* **Instruction**
Count the lines below that contain "this". Give only the number.

————————

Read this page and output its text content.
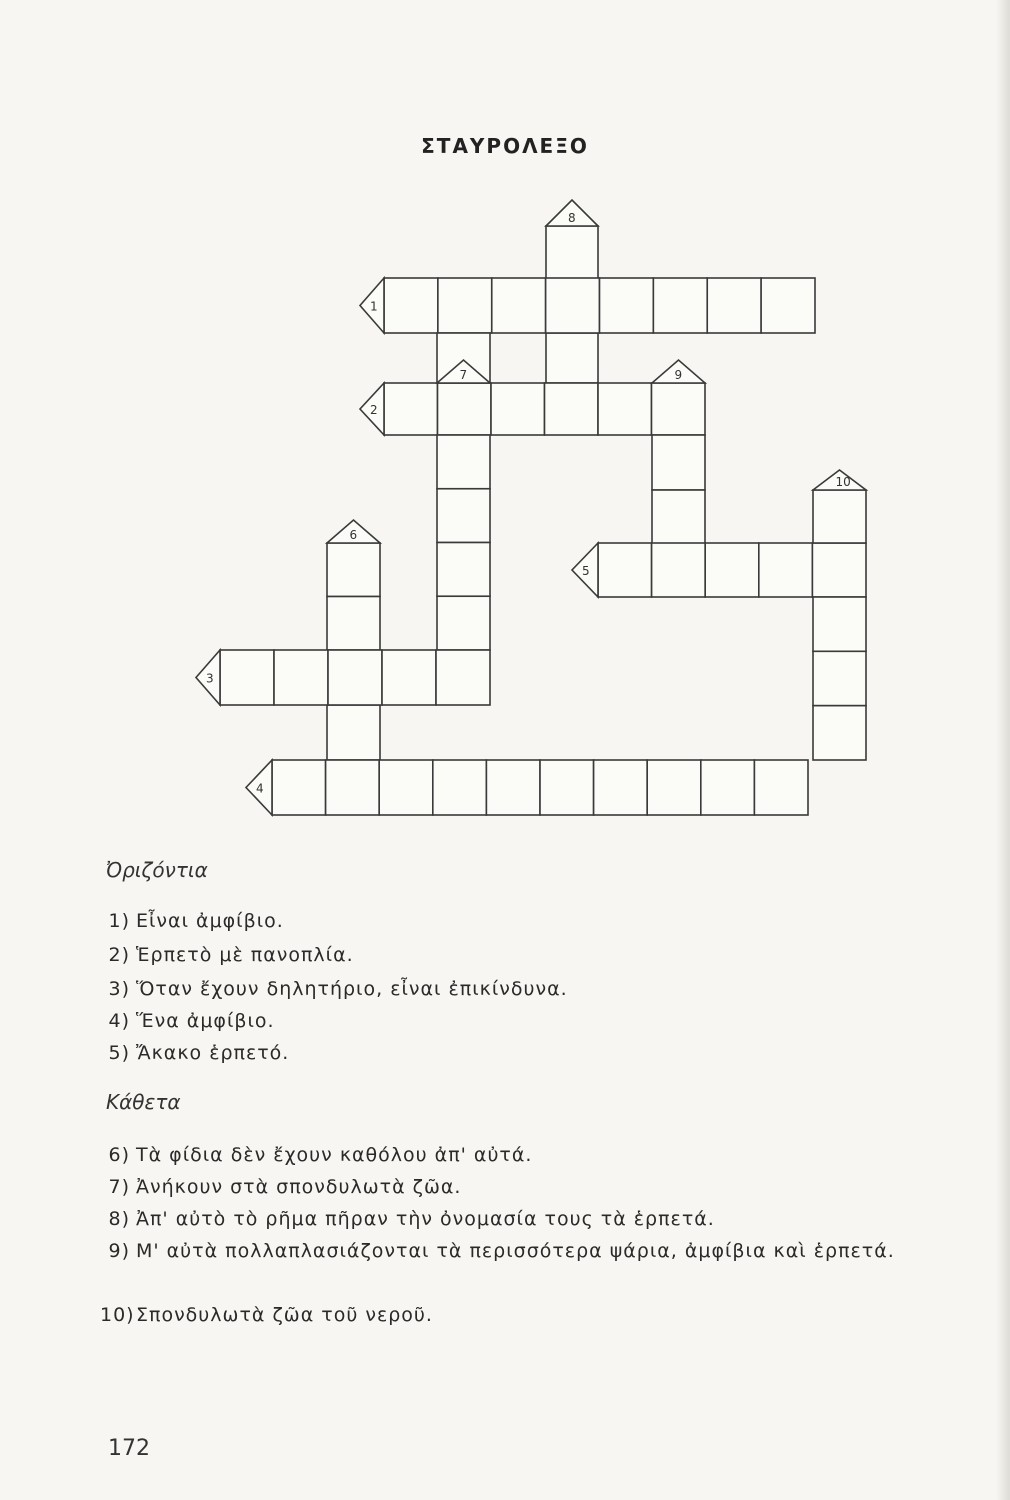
ΣΤΑΥΡΟΛΕΞΟ
1
2
3
4
5
8
6
7	9
10
Ὀριζόντια
1) Εἶναι ἀμφίβιο.
2) Ἑρπετὸ μὲ πανοπλία.
3) Ὅταν ἔχουν δηλητήριο, εἶναι ἐπικίνδυνα.
4) Ἕνα ἀμφίβιο.
5) Ἄκακο ἑρπετό.
Κάθετα
6) Τὰ φίδια δὲν ἔχουν καθόλου ἀπ' αὐτά.
7) Ἀνήκουν στὰ σπονδυλωτὰ ζῶα.
8) Ἀπ' αὐτὸ τὸ ρῆμα πῆραν τὴν ὀνομασία τους τὰ ἑρπετά.
9) Μ' αὐτὰ πολλαπλασιάζονται τὰ περισσότερα ψάρια, ἀμφίβια καὶ ἑρπετά.
10)Σπονδυλωτὰ ζῶα τοῦ νεροῦ.
172
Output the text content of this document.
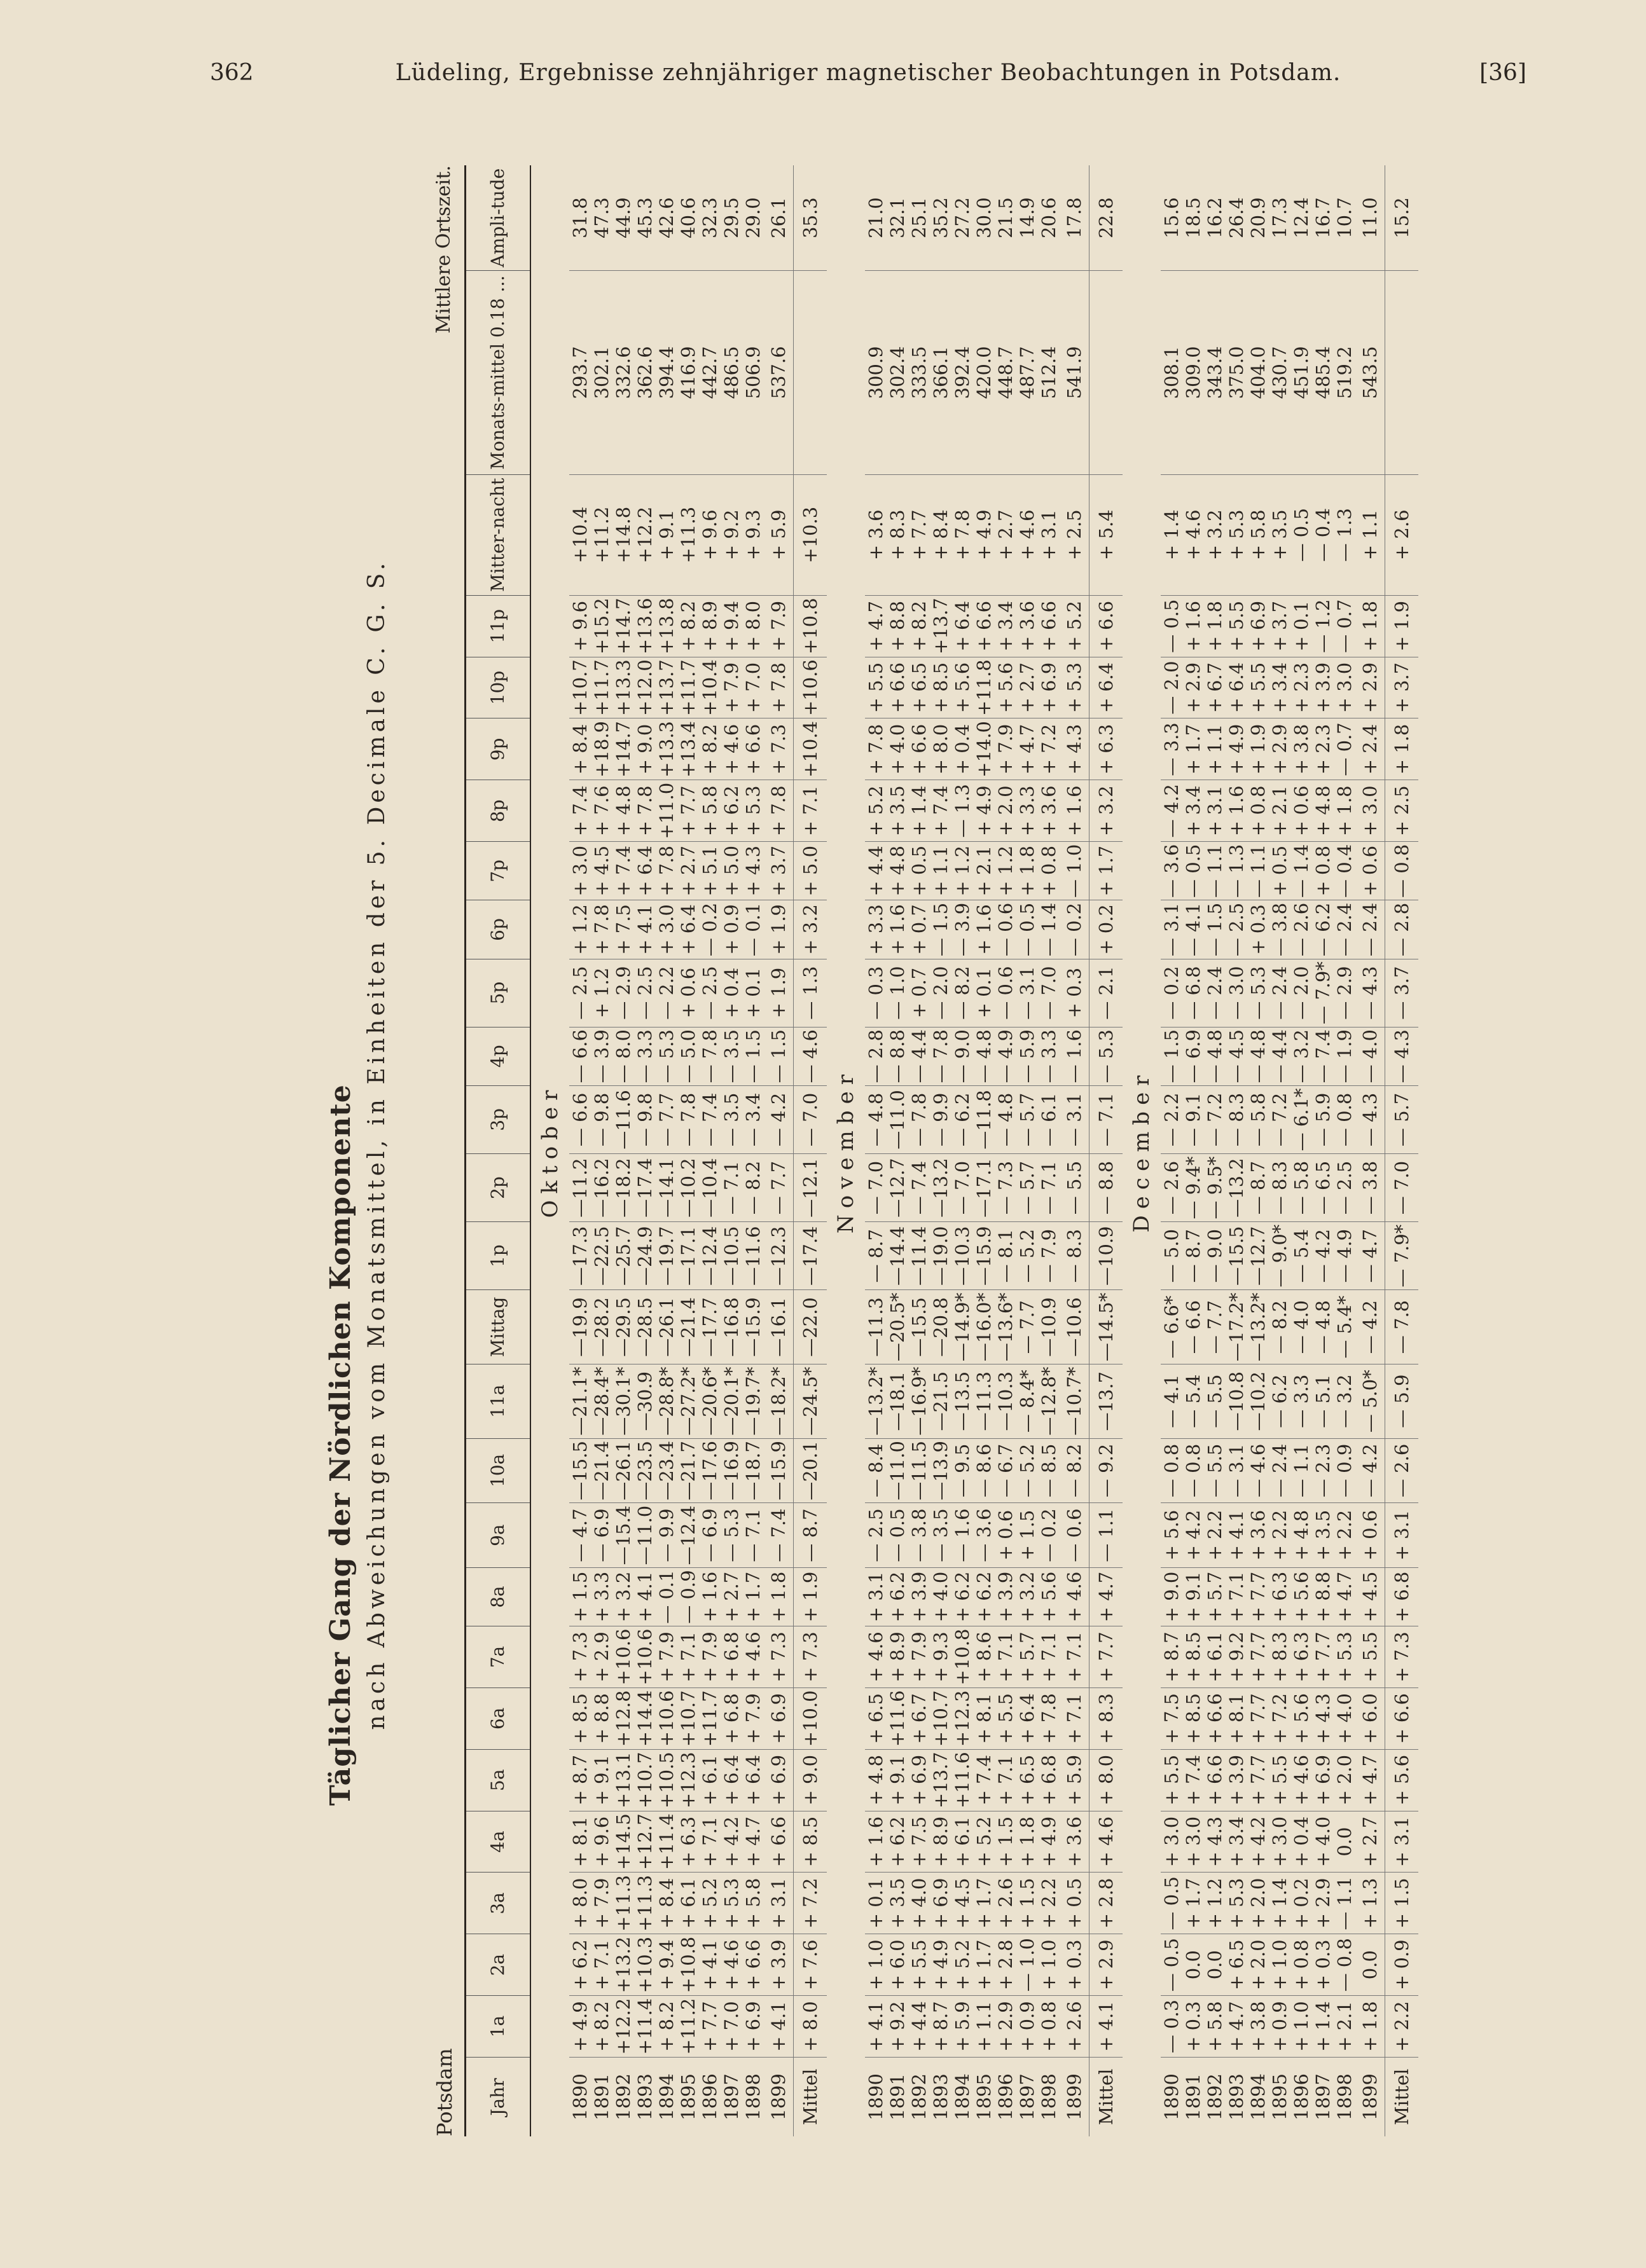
362	Lüdeling, Ergebnisse zehnjähriger magnetischer Beobachtungen in Potsdam.	[36]
Täglicher Gang der Nördlichen Komponente nach Abweichungen vom Monatsmittel, in Einheiten der 5. Decimale C. G. S.
Potsdam
Mittlere Ortszeit.
Jahr	1a	2a	3a	4a	5a	6a	7a	8a	9a	10a	11a	Mittag	1p	2p	3p	4p	5p	6p	7p	8p	9p	10p	11p	Mitter-nacht	Monats-mittel 0.18 ...	Ampli-tude
Oktober																										
1890	+ 4.9	+ 6.2	+ 8.0	+ 8.1	+ 8.7	+ 8.5	+ 7.3	+ 1.5	— 4.7	—15.5	—21.1*	—19.9	—17.3	—11.2	— 6.6	— 6.6	— 2.5	+ 1.2	+ 3.0	+ 7.4	+ 8.4	+10.7	+ 9.6	+10.4	293.7	31.8
1891	+ 8.2	+ 7.1	+ 7.9	+ 9.6	+ 9.1	+ 8.8	+ 2.9	+ 3.3	— 6.9	—21.4	—28.4*	—28.2	—22.5	—16.2	— 9.8	— 3.9	+ 1.2	+ 7.8	+ 4.5	+ 7.6	+18.9	+11.7	+15.2	+11.2	302.1	47.3
1892	+12.2	+13.2	+11.3	+14.5	+13.1	+12.8	+10.6	+ 3.2	—15.4	—26.1	—30.1*	—29.5	—25.7	—18.2	—11.6	— 8.0	— 2.9	+ 7.5	+ 7.4	+ 4.8	+14.7	+13.3	+14.7	+14.8	332.6	44.9
1893	+11.4	+10.3	+11.3	+12.7	+10.7	+14.4	+10.6	+ 4.1	—11.0	—23.5	—30.9	—28.5	—24.9	—17.4	— 9.8	— 3.3	— 2.5	+ 4.1	+ 6.4	+ 7.8	+ 9.0	+12.0	+13.6	+12.2	362.6	45.3
1894	+ 8.2	+ 9.4	+ 8.4	+11.4	+10.5	+10.6	+ 7.9	— 0.1	— 9.9	—23.4	—28.8*	—26.1	—19.7	—14.1	— 7.7	— 5.3	— 2.2	+ 3.0	+ 7.8	+11.0	+13.3	+13.7	+13.8	+ 9.1	394.4	42.6
1895	+11.2	+10.8	+ 6.1	+ 6.3	+12.3	+10.7	+ 7.1	— 0.9	—12.4	—21.7	—27.2*	—21.4	—17.1	—10.2	— 7.8	— 5.0	+ 0.6	+ 6.4	+ 2.7	+ 7.7	+13.4	+11.7	+ 8.2	+11.3	416.9	40.6
1896	+ 7.7	+ 4.1	+ 5.2	+ 7.1	+ 6.1	+11.7	+ 7.9	+ 1.6	— 6.9	—17.6	—20.6*	—17.7	—12.4	—10.4	— 7.4	— 7.8	— 2.5	— 0.2	+ 5.1	+ 5.8	+ 8.2	+10.4	+ 8.9	+ 9.6	442.7	32.3
1897	+ 7.0	+ 4.6	+ 5.3	+ 4.2	+ 6.4	+ 6.8	+ 6.8	+ 2.7	— 5.3	—16.9	—20.1*	—16.8	—10.5	— 7.1	— 3.5	— 3.5	+ 0.4	+ 0.9	+ 5.0	+ 6.2	+ 4.6	+ 7.9	+ 9.4	+ 9.2	486.5	29.5
1898	+ 6.9	+ 6.6	+ 5.8	+ 4.7	+ 6.4	+ 7.9	+ 4.6	+ 1.7	— 7.1	—18.7	—19.7*	—15.9	—11.6	— 8.2	— 3.4	— 1.5	+ 0.1	— 0.1	+ 4.3	+ 5.3	+ 6.6	+ 7.0	+ 8.0	+ 9.3	506.9	29.0
1899	+ 4.1	+ 3.9	+ 3.1	+ 6.6	+ 6.9	+ 6.9	+ 7.3	+ 1.8	— 7.4	—15.9	—18.2*	—16.1	—12.3	— 7.7	— 4.2	— 1.5	+ 1.9	+ 1.9	+ 3.7	+ 7.8	+ 7.3	+ 7.8	+ 7.9	+ 5.9	537.6	26.1
Mittel	+ 8.0	+ 7.6	+ 7.2	+ 8.5	+ 9.0	+10.0	+ 7.3	+ 1.9	— 8.7	—20.1	—24.5*	—22.0	—17.4	—12.1	— 7.0	— 4.6	— 1.3	+ 3.2	+ 5.0	+ 7.1	+10.4	+10.6	+10.8	+10.3		35.3
November																										
1890	+ 4.1	+ 1.0	+ 0.1	+ 1.6	+ 4.8	+ 6.5	+ 4.6	+ 3.1	— 2.5	— 8.4	—13.2*	—11.3	— 8.7	— 7.0	— 4.8	— 2.8	— 0.3	+ 3.3	+ 4.4	+ 5.2	+ 7.8	+ 5.5	+ 4.7	+ 3.6	300.9	21.0
1891	+ 9.2	+ 6.0	+ 3.5	+ 6.2	+ 9.1	+11.6	+ 8.9	+ 6.2	— 0.5	—11.0	—18.1	—20.5*	—14.4	—12.7	—11.0	— 8.8	— 1.0	+ 1.6	+ 4.8	+ 3.5	+ 4.0	+ 6.6	+ 8.8	+ 8.3	302.4	32.1
1892	+ 4.4	+ 5.5	+ 4.0	+ 7.5	+ 6.9	+ 6.7	+ 7.9	+ 3.9	— 3.8	—11.5	—16.9*	—15.5	—11.4	— 7.4	— 7.8	— 4.4	+ 0.7	+ 0.7	+ 0.5	+ 1.4	+ 6.6	+ 6.5	+ 8.2	+ 7.7	333.5	25.1
1893	+ 8.7	+ 4.9	+ 6.9	+ 8.9	+13.7	+10.7	+ 9.3	+ 4.0	— 3.5	—13.9	—21.5	—20.8	—19.0	—13.2	— 9.9	— 7.8	— 2.0	— 1.5	+ 1.1	+ 7.4	+ 8.0	+ 8.5	+13.7	+ 8.4	366.1	35.2
1894	+ 5.9	+ 5.2	+ 4.5	+ 6.1	+11.6	+12.3	+10.8	+ 6.2	— 1.6	— 9.5	—13.5	—14.9*	—10.3	— 7.0	— 6.2	— 9.0	— 8.2	— 3.9	+ 1.2	— 1.3	+ 0.4	+ 5.6	+ 6.4	+ 7.8	392.4	27.2
1895	+ 1.1	+ 1.7	+ 1.7	+ 5.2	+ 7.4	+ 8.1	+ 8.6	+ 6.2	— 3.6	— 8.6	—11.3	—16.0*	—15.9	—17.1	—11.8	— 4.8	+ 0.1	+ 1.6	+ 2.1	+ 4.9	+14.0	+11.8	+ 6.6	+ 4.9	420.0	30.0
1896	+ 2.9	+ 2.8	+ 2.6	+ 1.5	+ 7.1	+ 5.5	+ 7.1	+ 3.9	+ 0.6	— 6.7	—10.3	—13.6*	— 8.1	— 7.3	— 4.8	— 4.9	— 0.6	— 0.6	+ 1.2	+ 2.0	+ 7.9	+ 5.6	+ 3.4	+ 2.7	448.7	21.5
1897	+ 0.9	— 1.0	+ 1.5	+ 1.8	+ 6.5	+ 6.4	+ 5.7	+ 3.2	+ 1.5	— 5.2	— 8.4*	— 7.7	— 5.2	— 5.7	— 5.7	— 5.9	— 3.1	— 0.5	+ 1.8	+ 3.3	+ 4.7	+ 2.7	+ 3.6	+ 4.6	487.7	14.9
1898	+ 0.8	+ 1.0	+ 2.2	+ 4.9	+ 6.8	+ 7.8	+ 7.1	+ 5.6	— 0.2	— 8.5	—12.8*	—10.9	— 7.9	— 7.1	— 6.1	— 3.3	— 7.0	— 1.4	+ 0.8	+ 3.6	+ 7.2	+ 6.9	+ 6.6	+ 3.1	512.4	20.6
1899	+ 2.6	+ 0.3	+ 0.5	+ 3.6	+ 5.9	+ 7.1	+ 7.1	+ 4.6	— 0.6	— 8.2	—10.7*	—10.6	— 8.3	— 5.5	— 3.1	— 1.6	+ 0.3	— 0.2	— 1.0	+ 1.6	+ 4.3	+ 5.3	+ 5.2	+ 2.5	541.9	17.8
Mittel	+ 4.1	+ 2.9	+ 2.8	+ 4.6	+ 8.0	+ 8.3	+ 7.7	+ 4.7	— 1.1	— 9.2	—13.7	—14.5*	—10.9	— 8.8	— 7.1	— 5.3	— 2.1	+ 0.2	+ 1.7	+ 3.2	+ 6.3	+ 6.4	+ 6.6	+ 5.4		22.8
December																										
1890	— 0.3	— 0.5	— 0.5	+ 3.0	+ 5.5	+ 7.5	+ 8.7	+ 9.0	+ 5.6	— 0.8	— 4.1	— 6.6*	— 5.0	— 2.6	— 2.2	— 1.5	— 0.2	— 3.1	— 3.6	— 4.2	— 3.3	— 2.0	— 0.5	+ 1.4	308.1	15.6
1891	+ 0.3	0.0	+ 1.7	+ 3.0	+ 7.4	+ 8.5	+ 8.5	+ 9.1	+ 4.2	— 0.8	— 5.4	— 6.6	— 8.7	— 9.4*	— 9.1	— 6.9	— 6.8	— 4.1	— 0.5	+ 3.4	+ 1.7	+ 2.9	+ 1.6	+ 4.6	309.0	18.5
1892	+ 5.8	0.0	+ 1.2	+ 4.3	+ 6.6	+ 6.6	+ 6.1	+ 5.7	+ 2.2	— 5.5	— 5.5	— 7.7	— 9.0	— 9.5*	— 7.2	— 4.8	— 2.4	— 1.5	— 1.1	+ 3.1	+ 1.1	+ 6.7	+ 1.8	+ 3.2	343.4	16.2
1893	+ 4.7	+ 6.5	+ 5.3	+ 3.4	+ 3.9	+ 8.1	+ 9.2	+ 7.1	+ 4.1	— 3.1	—10.8	—17.2*	—15.5	—13.2	— 8.3	— 4.5	— 3.0	— 2.5	— 1.3	+ 1.6	+ 4.9	+ 6.4	+ 5.5	+ 5.3	375.0	26.4
1894	+ 3.8	+ 2.0	+ 2.0	+ 4.2	+ 7.7	+ 7.7	+ 7.7	+ 7.7	+ 3.6	— 4.6	—10.2	—13.2*	—12.7	— 8.7	— 5.8	— 4.8	— 5.3	+ 0.3	— 1.1	+ 0.8	+ 1.9	+ 5.5	+ 6.9	+ 5.8	404.0	20.9
1895	+ 0.9	+ 1.0	+ 1.4	+ 3.0	+ 5.5	+ 7.2	+ 8.3	+ 6.3	+ 2.2	— 2.4	— 6.2	— 8.2	— 9.0*	— 8.3	— 7.2	— 4.4	— 2.4	— 3.8	+ 0.5	+ 2.1	+ 2.9	+ 3.4	+ 3.7	+ 3.5	430.7	17.3
1896	+ 1.0	+ 0.8	+ 0.2	+ 0.4	+ 4.6	+ 5.6	+ 6.3	+ 5.6	+ 4.8	— 1.1	— 3.3	— 4.0	— 5.4	— 5.8	— 6.1*	— 3.2	— 2.0	— 2.6	— 1.4	+ 0.6	+ 3.8	+ 2.3	+ 0.1	— 0.5	451.9	12.4
1897	+ 1.4	+ 0.3	+ 2.9	+ 4.0	+ 6.9	+ 4.3	+ 7.7	+ 8.8	+ 3.5	— 2.3	— 5.1	— 4.8	— 4.2	— 6.5	— 5.9	— 7.4	— 7.9*	— 6.2	+ 0.8	+ 4.8	+ 2.3	+ 3.9	— 1.2	— 0.4	485.4	16.7
1898	+ 2.1	— 0.8	— 1.1	0.0	+ 2.0	+ 4.0	+ 5.3	+ 4.7	+ 2.2	— 0.9	— 3.2	— 5.4*	— 4.9	— 2.5	— 0.8	— 1.9	— 2.9	— 2.4	— 0.4	+ 1.8	— 0.7	+ 3.0	— 0.7	— 1.3	519.2	10.7
1899	+ 1.8	0.0	+ 1.3	+ 2.7	+ 4.7	+ 6.0	+ 5.5	+ 4.5	+ 0.6	— 4.2	— 5.0*	— 4.2	— 4.7	— 3.8	— 4.3	— 4.0	— 4.3	— 2.4	+ 0.6	+ 3.0	+ 2.4	+ 2.9	+ 1.8	+ 1.1	543.5	11.0
Mittel	+ 2.2	+ 0.9	+ 1.5	+ 3.1	+ 5.6	+ 6.6	+ 7.3	+ 6.8	+ 3.1	— 2.6	— 5.9	— 7.8	— 7.9*	— 7.0	— 5.7	— 4.3	— 3.7	— 2.8	— 0.8	+ 2.5	+ 1.8	+ 3.7	+ 1.9	+ 2.6		15.2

————————

* **The output**
2